Objective: All of the data should be output character for character, except the pictures.

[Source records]
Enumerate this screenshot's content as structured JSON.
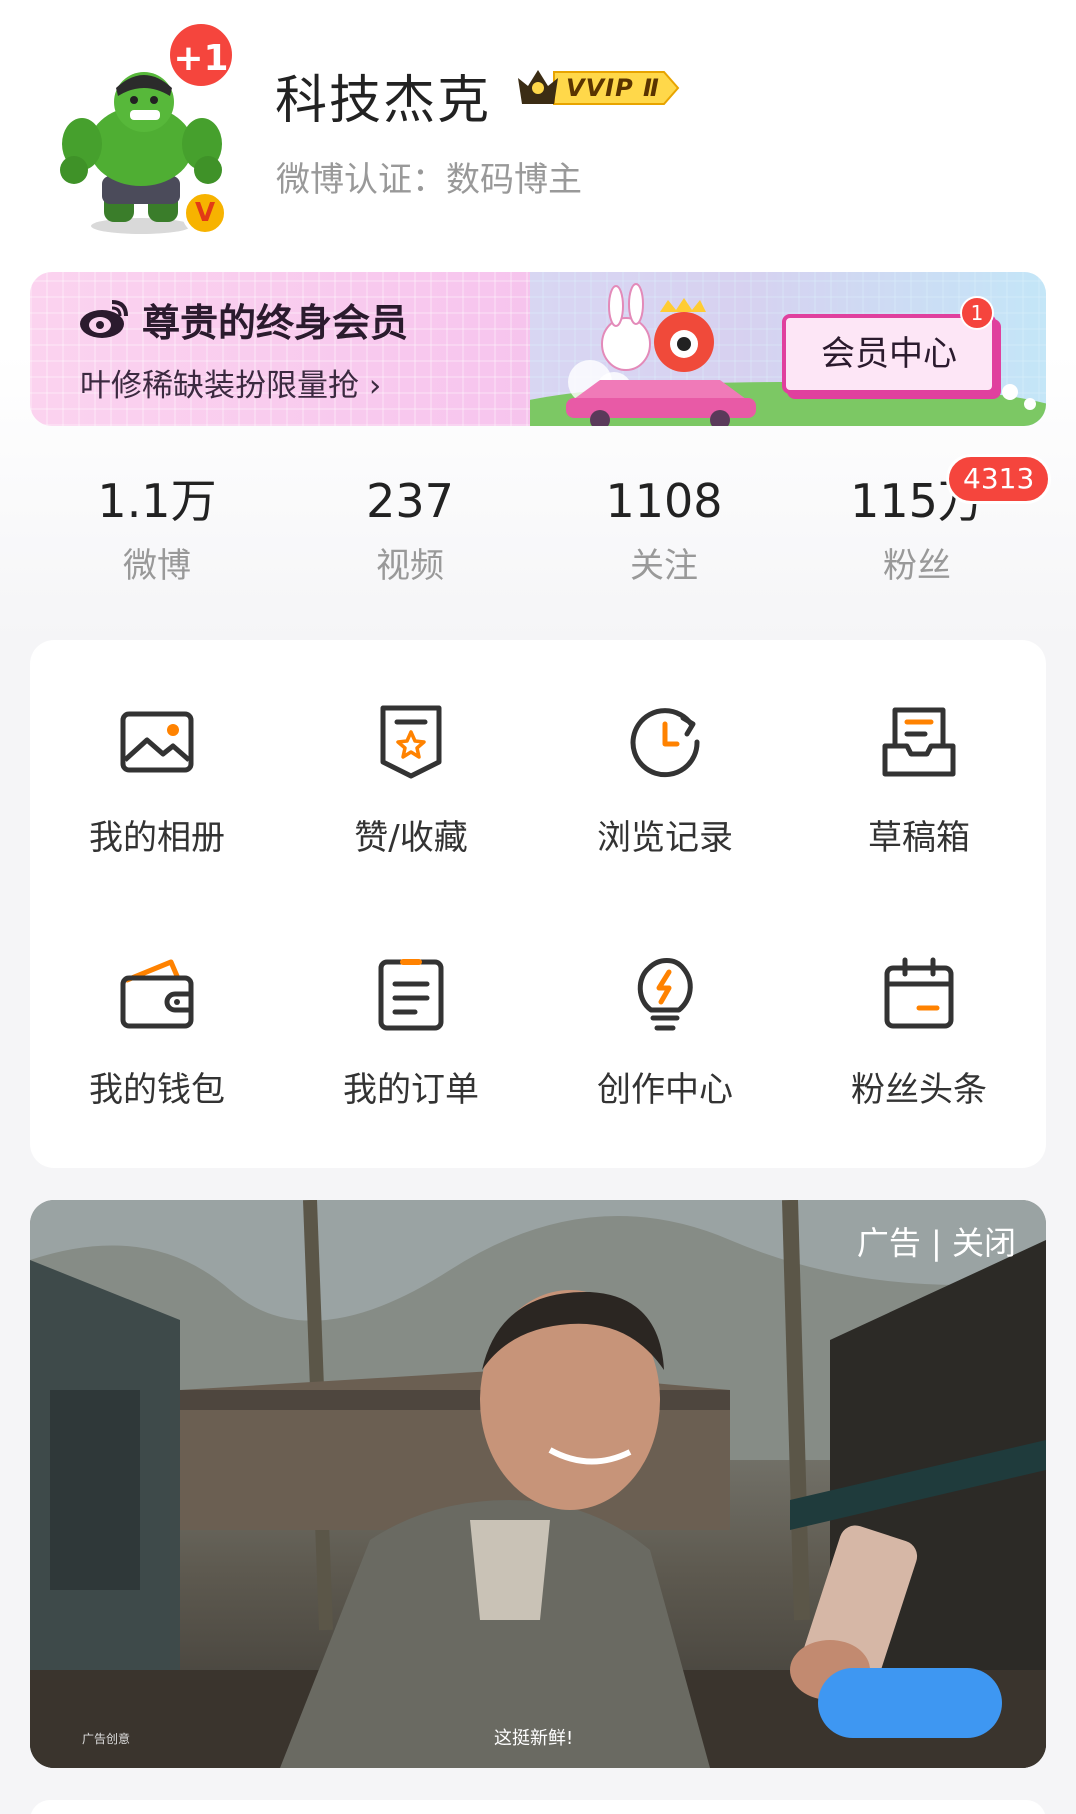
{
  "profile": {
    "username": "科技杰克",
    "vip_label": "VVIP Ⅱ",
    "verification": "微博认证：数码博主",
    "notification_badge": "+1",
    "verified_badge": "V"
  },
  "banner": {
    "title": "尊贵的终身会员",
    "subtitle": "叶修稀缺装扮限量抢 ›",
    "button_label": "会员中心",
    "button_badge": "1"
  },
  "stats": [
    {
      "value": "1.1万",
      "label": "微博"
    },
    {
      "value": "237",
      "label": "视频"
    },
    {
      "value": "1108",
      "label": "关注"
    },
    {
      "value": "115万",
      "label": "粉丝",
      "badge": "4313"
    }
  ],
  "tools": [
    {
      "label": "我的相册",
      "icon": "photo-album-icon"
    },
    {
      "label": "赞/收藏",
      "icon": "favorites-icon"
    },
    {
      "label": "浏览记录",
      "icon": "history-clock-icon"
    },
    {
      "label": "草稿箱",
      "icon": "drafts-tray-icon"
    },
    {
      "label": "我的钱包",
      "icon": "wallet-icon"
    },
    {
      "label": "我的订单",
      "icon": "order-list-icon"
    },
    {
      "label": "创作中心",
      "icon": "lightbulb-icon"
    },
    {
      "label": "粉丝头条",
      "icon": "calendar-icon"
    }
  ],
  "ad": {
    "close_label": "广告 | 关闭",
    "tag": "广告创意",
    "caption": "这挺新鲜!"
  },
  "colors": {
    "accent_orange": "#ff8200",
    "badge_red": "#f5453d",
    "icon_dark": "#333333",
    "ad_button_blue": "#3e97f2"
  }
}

Finished exercise:
Enumerate this screenshot's content as structured JSON.
{
  "profile": {
    "username": "科技杰克",
    "vip_label": "VVIP Ⅱ",
    "verification": "微博认证：数码博主",
    "notification_badge": "+1",
    "verified_badge": "V"
  },
  "banner": {
    "title": "尊贵的终身会员",
    "subtitle": "叶修稀缺装扮限量抢 ›",
    "button_label": "会员中心",
    "button_badge": "1"
  },
  "stats": [
    {
      "value": "1.1万",
      "label": "微博"
    },
    {
      "value": "237",
      "label": "视频"
    },
    {
      "value": "1108",
      "label": "关注"
    },
    {
      "value": "115万",
      "label": "粉丝",
      "badge": "4313"
    }
  ],
  "tools": [
    {
      "label": "我的相册",
      "icon": "photo-album-icon"
    },
    {
      "label": "赞/收藏",
      "icon": "favorites-icon"
    },
    {
      "label": "浏览记录",
      "icon": "history-clock-icon"
    },
    {
      "label": "草稿箱",
      "icon": "drafts-tray-icon"
    },
    {
      "label": "我的钱包",
      "icon": "wallet-icon"
    },
    {
      "label": "我的订单",
      "icon": "order-list-icon"
    },
    {
      "label": "创作中心",
      "icon": "lightbulb-icon"
    },
    {
      "label": "粉丝头条",
      "icon": "calendar-icon"
    }
  ],
  "ad": {
    "close_label": "广告 | 关闭",
    "tag": "广告创意",
    "caption": "这挺新鲜!"
  },
  "colors": {
    "accent_orange": "#ff8200",
    "badge_red": "#f5453d",
    "icon_dark": "#333333",
    "ad_button_blue": "#3e97f2"
  }
}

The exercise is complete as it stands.